◆ Text to read ◆
========================================================================

Java also offers some security advantages, because it inherently
protects against common programming errors that can lead to security
problems. Java automatically provides for array bounds checking,
and doesn't allow arithmetic operations on pointers (references).
This helps prevent the type of programming errors that lead to buffer
overrun related exploitations. Java also will be free from the concerns
of CGI scripts implemented in shell scripting languages, which suffer
from vulnerabilities due to shell meta-characters being passed as
part of the HTTP request.
Listing 1 shows an example of a Java servlet. When this code is
compiled into a Java class file, it can be deployed to a servlet
container and run. I'll show how to do that later. Over the
years, I have found myself repeatedly creating Web-based interfaces
to common systems administration tasks, such as monitoring disk
usage, managing services like lpd and network license managers,
and even DNS. Typically, I would have static HTML pages with a bunch
of links to CGI scripts that performed these tasks, and formatted
the results using HTML. In Listing 1, I am providing an example
of performing one such task using a servlet instead. This particular
servlet runs the Linux df command and formats the output
with HTML for presentation to the browser. Part of that reformatting
will cause file systems that have exceeded a defined threshold (percentage
used) to be highlighted in red; others will be highlighted in green.
(All listings for this article are available from the Sys Admin
Web site: http://www.sysadminmag.com.)
Java Server Pages
Java Server Pages, or JSP "scripts", allow you to place
small blocks of Java code right into your formerly static HTML pages.
This makes JSP very similar to environments like PHP or ASP --
with the primary advantages being the portability of Java and the
robust API described in the JSP specification. In fact, JSP has
all the capabilities of Java servlets, but can be more convenient
to write for pages with small amounts of program code and large
amounts of static HTML. JSP scripts are actually converted automatically
into servlets by Tomcat when they are first referenced, and compiled
and instantiated in the servlet container.
Listing 2 shows an example of a JSP "script", or page,
that duplicates the functionality of the servlet in Listing 1. Even
if you know nothing about Java, you can see that the "meat"
of the code is unchanged.
Installing and Configuring Tomcat
Before you install Tomcat, you will need an appropriate Java run-time
environment (JRE). A full development environment is necessary if
you'll be writing and compiling your own Java servlets. The
Java Development Kit, available for free from Sun Microsystems (http://java.sun.com),
is sufficient for both needs. As of this writing, there is a JDK
version 1.3, which is in a Beta Refresh release for Linux. I have
used this with Tomcat with no problems. I won't discuss the
installation of the JDK here, but the Linux version is available
in a Red Hat "RPM" package, so installation is straightforward.

========================================================================

◆ Rows from a dataset ◆
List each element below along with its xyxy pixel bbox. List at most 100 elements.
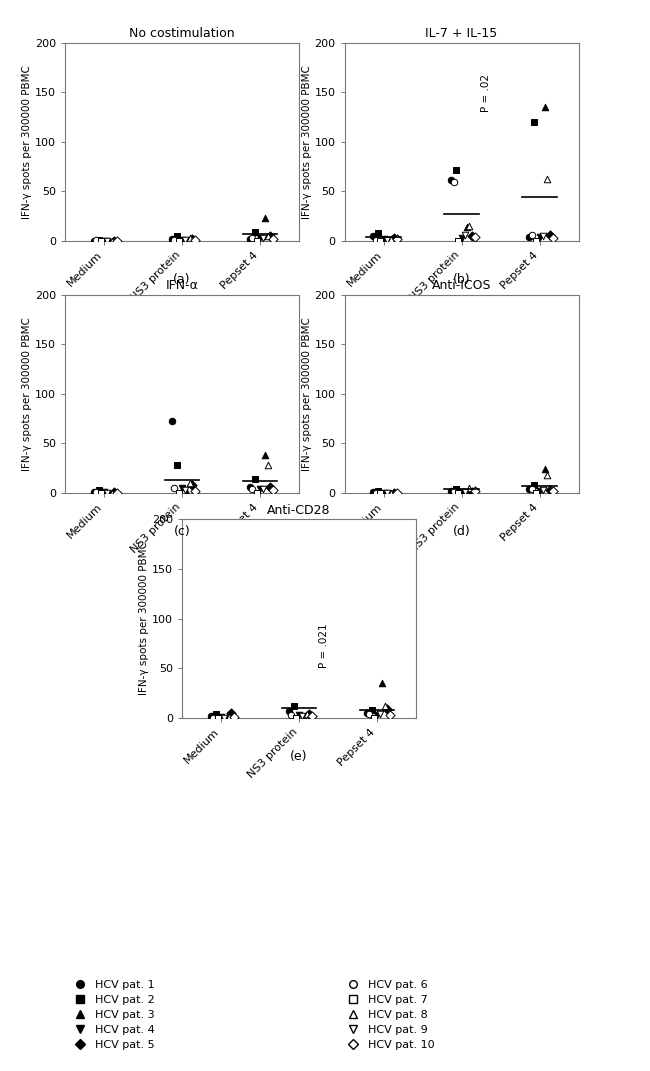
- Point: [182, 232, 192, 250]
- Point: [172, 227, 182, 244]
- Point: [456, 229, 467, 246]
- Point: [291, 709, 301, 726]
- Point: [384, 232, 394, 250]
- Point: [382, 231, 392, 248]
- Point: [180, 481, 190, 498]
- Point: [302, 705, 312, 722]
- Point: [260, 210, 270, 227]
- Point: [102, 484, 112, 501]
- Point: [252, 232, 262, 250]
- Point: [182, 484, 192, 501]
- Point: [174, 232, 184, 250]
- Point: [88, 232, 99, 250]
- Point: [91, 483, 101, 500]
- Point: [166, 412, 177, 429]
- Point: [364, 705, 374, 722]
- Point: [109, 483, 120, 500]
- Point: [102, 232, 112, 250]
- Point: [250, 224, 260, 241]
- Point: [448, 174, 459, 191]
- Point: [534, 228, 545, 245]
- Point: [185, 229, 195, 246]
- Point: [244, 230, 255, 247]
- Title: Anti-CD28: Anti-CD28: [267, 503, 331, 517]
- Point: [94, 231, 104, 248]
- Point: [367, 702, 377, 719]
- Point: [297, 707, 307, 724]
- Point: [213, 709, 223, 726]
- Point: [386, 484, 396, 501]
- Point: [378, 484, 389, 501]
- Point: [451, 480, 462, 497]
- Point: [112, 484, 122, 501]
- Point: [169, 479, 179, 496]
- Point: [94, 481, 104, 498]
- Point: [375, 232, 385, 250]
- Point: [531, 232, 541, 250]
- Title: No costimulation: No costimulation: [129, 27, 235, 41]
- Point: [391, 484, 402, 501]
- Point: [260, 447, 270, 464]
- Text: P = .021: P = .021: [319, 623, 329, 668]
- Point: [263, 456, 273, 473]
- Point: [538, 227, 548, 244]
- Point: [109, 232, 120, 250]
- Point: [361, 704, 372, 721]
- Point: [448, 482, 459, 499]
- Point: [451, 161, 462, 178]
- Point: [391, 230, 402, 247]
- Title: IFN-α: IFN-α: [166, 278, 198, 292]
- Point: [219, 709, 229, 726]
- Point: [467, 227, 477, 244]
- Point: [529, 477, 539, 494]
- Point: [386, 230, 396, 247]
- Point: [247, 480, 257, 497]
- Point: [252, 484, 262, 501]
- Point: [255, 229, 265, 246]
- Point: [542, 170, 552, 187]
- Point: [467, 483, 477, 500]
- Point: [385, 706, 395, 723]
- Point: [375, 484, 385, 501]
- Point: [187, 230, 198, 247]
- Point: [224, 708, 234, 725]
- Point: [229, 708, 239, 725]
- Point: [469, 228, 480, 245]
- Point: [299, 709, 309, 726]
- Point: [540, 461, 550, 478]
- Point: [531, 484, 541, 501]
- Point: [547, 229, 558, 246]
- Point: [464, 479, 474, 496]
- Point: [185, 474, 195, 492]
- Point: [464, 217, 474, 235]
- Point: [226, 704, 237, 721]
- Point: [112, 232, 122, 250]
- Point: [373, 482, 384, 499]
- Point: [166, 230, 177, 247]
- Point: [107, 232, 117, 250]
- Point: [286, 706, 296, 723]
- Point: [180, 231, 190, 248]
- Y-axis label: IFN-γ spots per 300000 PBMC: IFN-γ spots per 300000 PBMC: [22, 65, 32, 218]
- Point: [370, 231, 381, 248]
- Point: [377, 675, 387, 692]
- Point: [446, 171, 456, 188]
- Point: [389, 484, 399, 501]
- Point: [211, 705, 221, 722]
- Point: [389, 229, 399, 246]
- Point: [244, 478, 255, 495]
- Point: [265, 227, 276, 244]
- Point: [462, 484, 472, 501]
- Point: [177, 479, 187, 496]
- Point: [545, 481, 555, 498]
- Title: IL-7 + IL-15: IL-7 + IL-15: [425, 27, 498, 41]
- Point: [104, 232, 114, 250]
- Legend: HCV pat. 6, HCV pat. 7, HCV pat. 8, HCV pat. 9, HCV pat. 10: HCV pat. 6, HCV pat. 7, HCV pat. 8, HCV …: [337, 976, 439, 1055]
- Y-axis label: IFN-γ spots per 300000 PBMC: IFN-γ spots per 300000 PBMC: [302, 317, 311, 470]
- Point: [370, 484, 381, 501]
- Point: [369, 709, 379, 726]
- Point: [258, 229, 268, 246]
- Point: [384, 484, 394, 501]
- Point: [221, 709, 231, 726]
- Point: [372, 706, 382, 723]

========================================================================

◆ Directive ◆
In the Java text, copy everything from "Java also offers" down to "the HTTP request.", substituting "command-line" for "shell".

◆ Expected answer ◆
Java also offers some security advantages, because it inherently
protects against common programming errors that can lead to security
problems. Java automatically provides for array bounds checking,
and doesn't allow arithmetic operations on pointers (references).
This helps prevent the type of programming errors that lead to buffer
overrun related exploitations. Java also will be free from the concerns
of CGI scripts implemented in command-line scripting languages, which suffer
from vulnerabilities due to command-line meta-characters being passed as
part of the HTTP request.